Your task. Look through the listing and locate every line containing the word "underlying"; copy those lines.

Working data.
---
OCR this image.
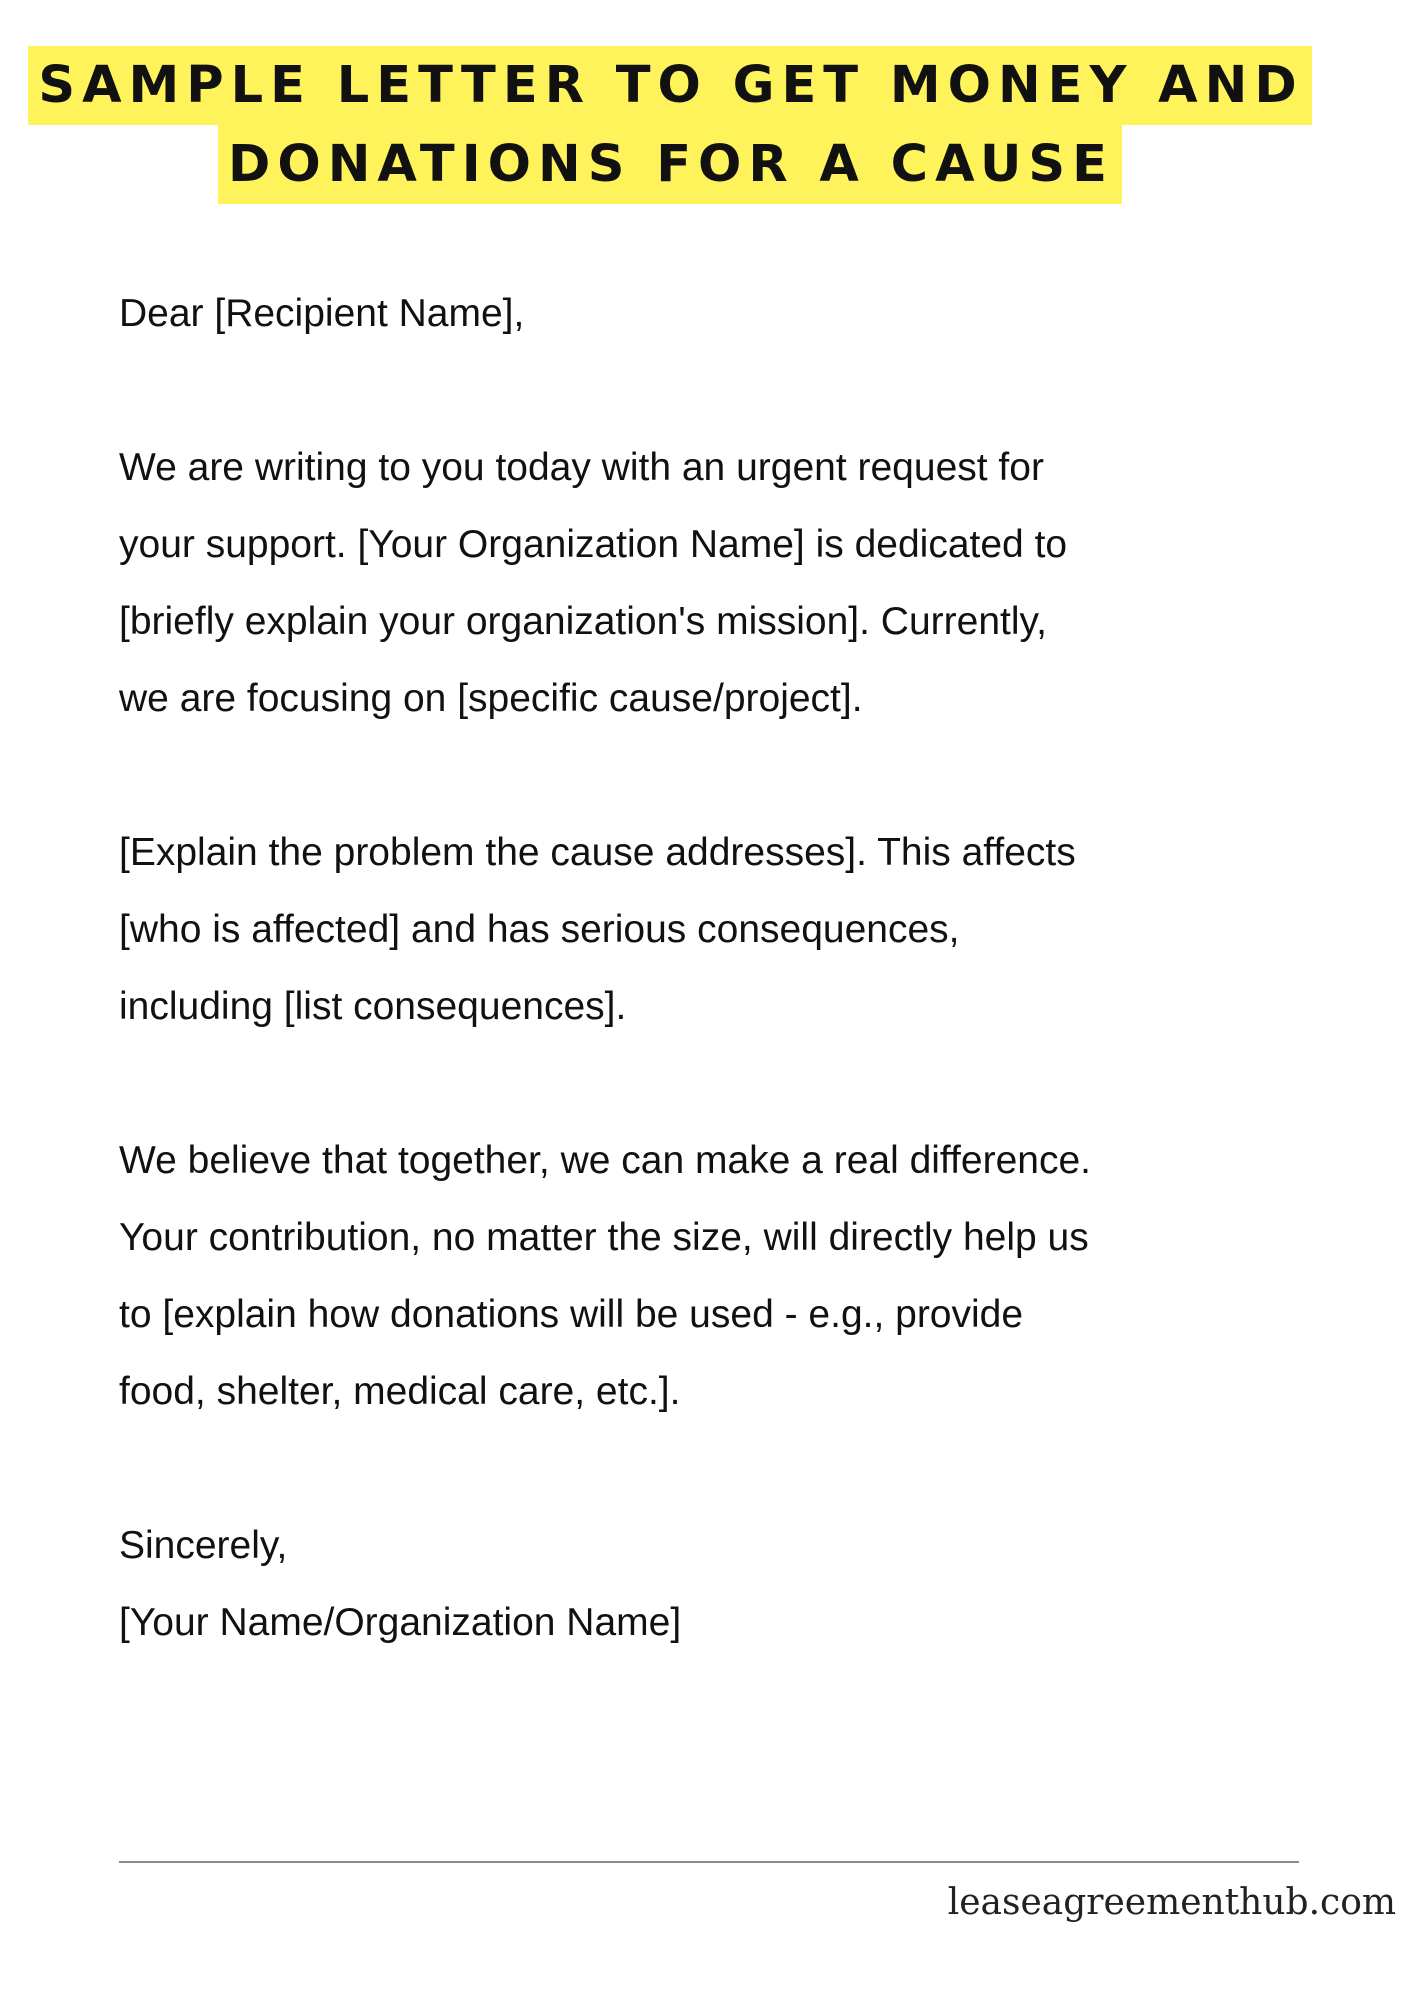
SAMPLE LETTER TO GET MONEY AND
DONATIONS FOR A CAUSE

Dear [Recipient Name],

We are writing to you today with an urgent request for

your support. [Your Organization Name] is dedicated to

[briefly explain your organization's mission]. Currently,

we are focusing on [specific cause/project].

[Explain the problem the cause addresses]. This affects

[who is affected] and has serious consequences,

including [list consequences].

We believe that together, we can make a real difference.

Your contribution, no matter the size, will directly help us

to [explain how donations will be used - e.g., provide

food, shelter, medical care, etc.].

Sincerely,

[Your Name/Organization Name]

leaseagreementhub.com
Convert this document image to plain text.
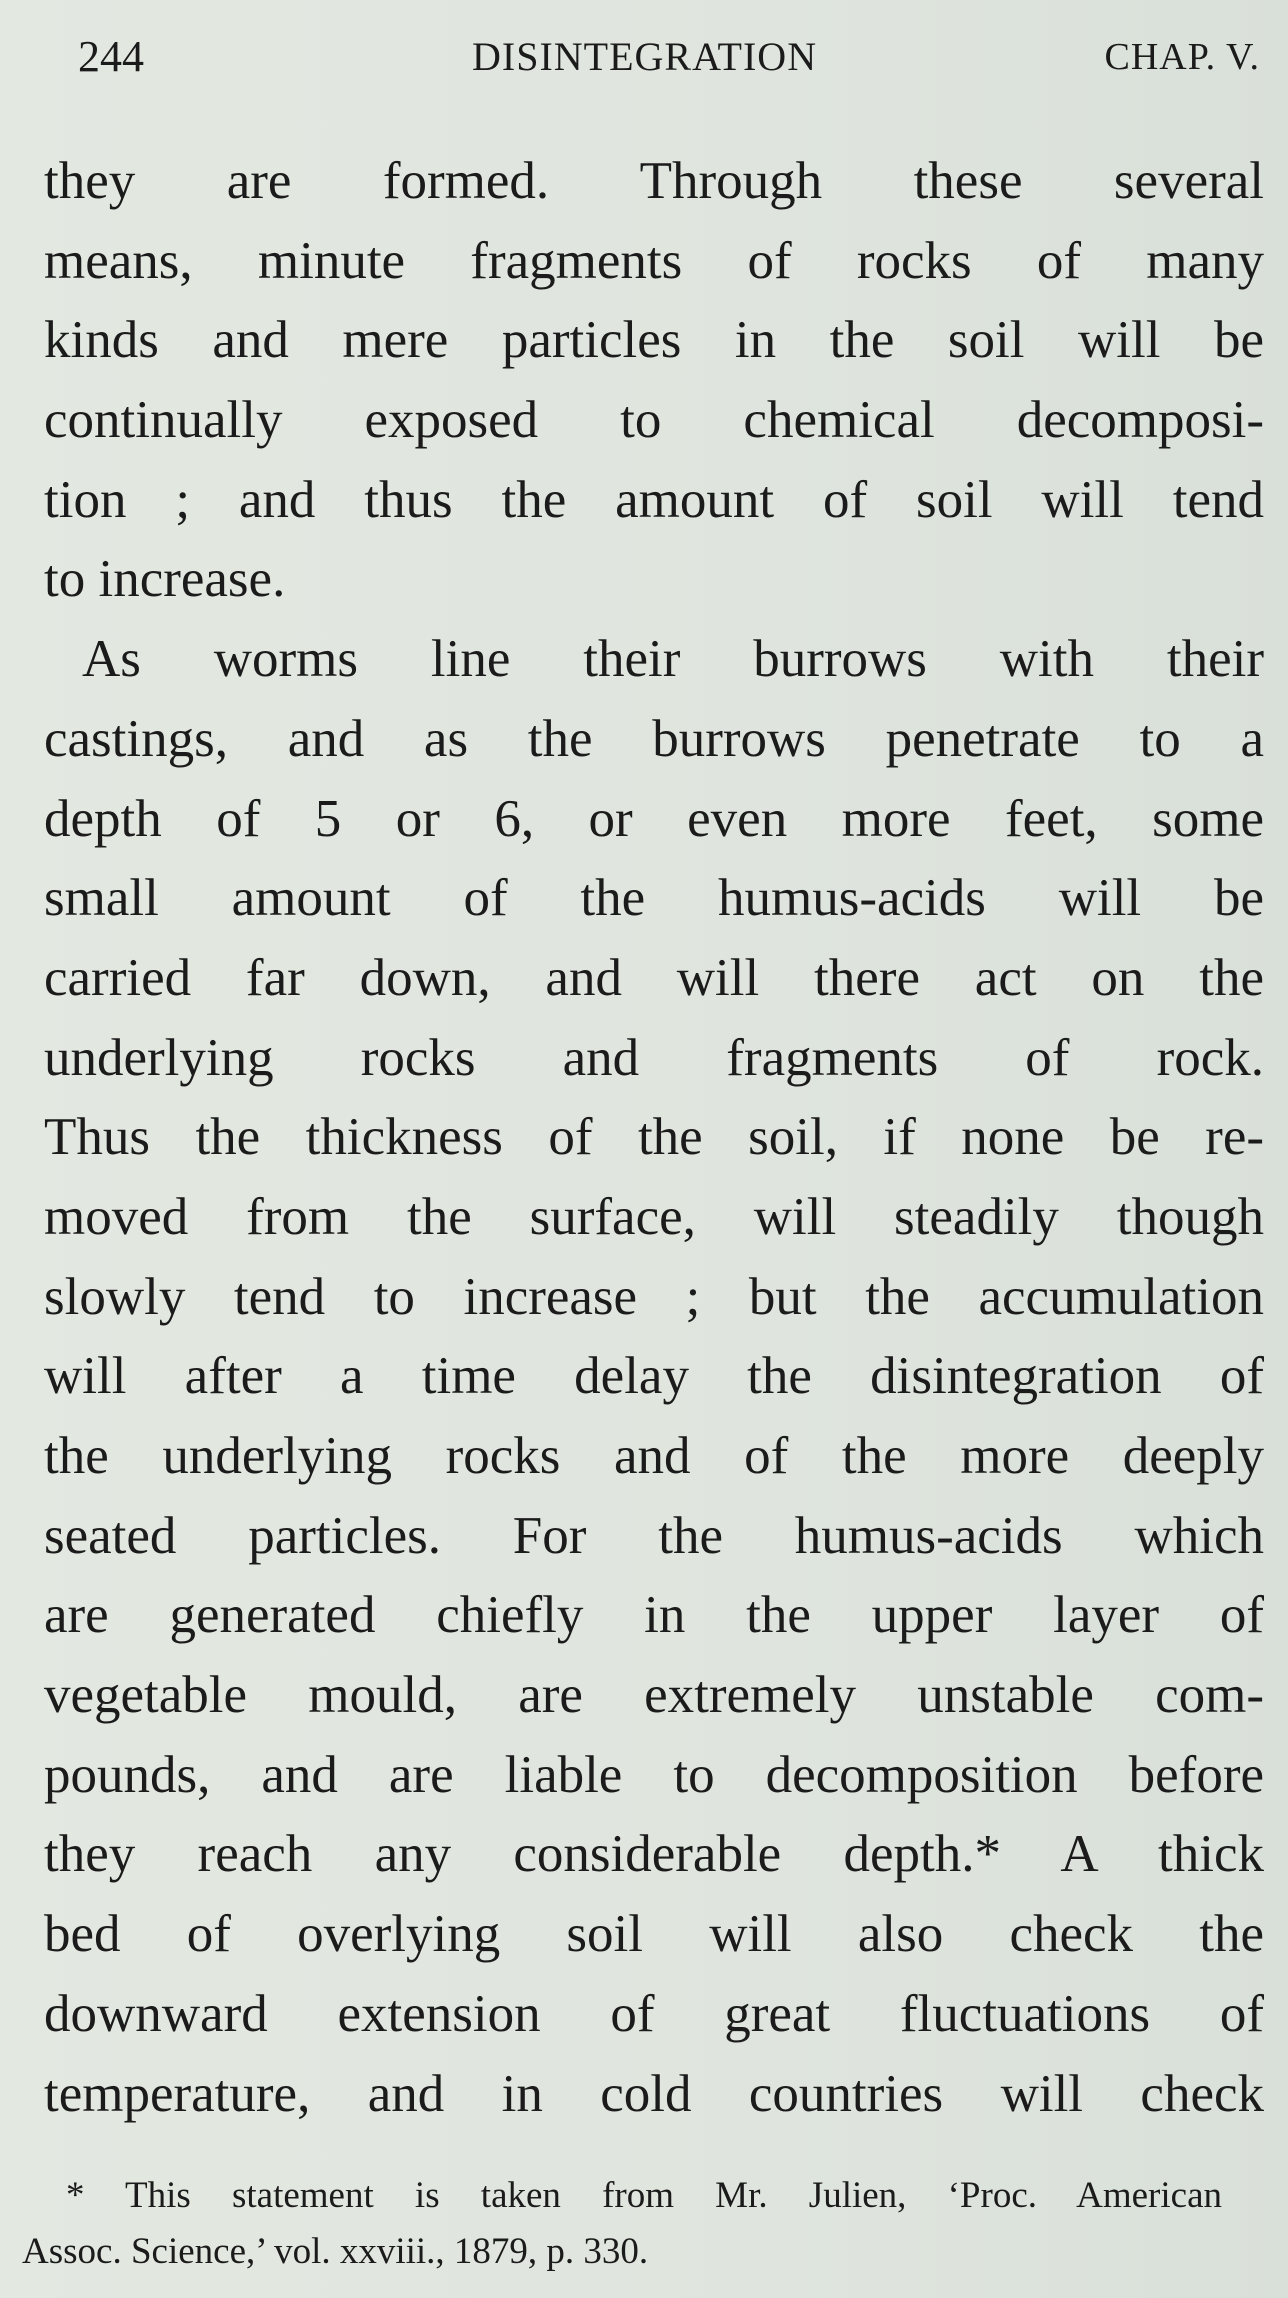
244	DISINTEGRATION	CHAP. V.
they are formed. Through these several
means, minute fragments of rocks of many
kinds and mere particles in the soil will be
continually exposed to chemical decomposi-
tion ; and thus the amount of soil will tend
to increase.
As worms line their burrows with their
castings, and as the burrows penetrate to a
depth of 5 or 6, or even more feet, some
small amount of the humus-acids will be
carried far down, and will there act on the
underlying rocks and fragments of rock.
Thus the thickness of the soil, if none be re-
moved from the surface, will steadily though
slowly tend to increase ; but the accumulation
will after a time delay the disintegration of
the underlying rocks and of the more deeply
seated particles. For the humus-acids which
are generated chiefly in the upper layer of
vegetable mould, are extremely unstable com-
pounds, and are liable to decomposition before
they reach any considerable depth.* A thick
bed of overlying soil will also check the
downward extension of great fluctuations of
temperature, and in cold countries will check
* This statement is taken from Mr. Julien, ‘Proc. American
Assoc. Science,’ vol. xxviii., 1879, p. 330.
---
Expected output.
underlying rocks and fragments of rock.
the underlying rocks and of the more deeply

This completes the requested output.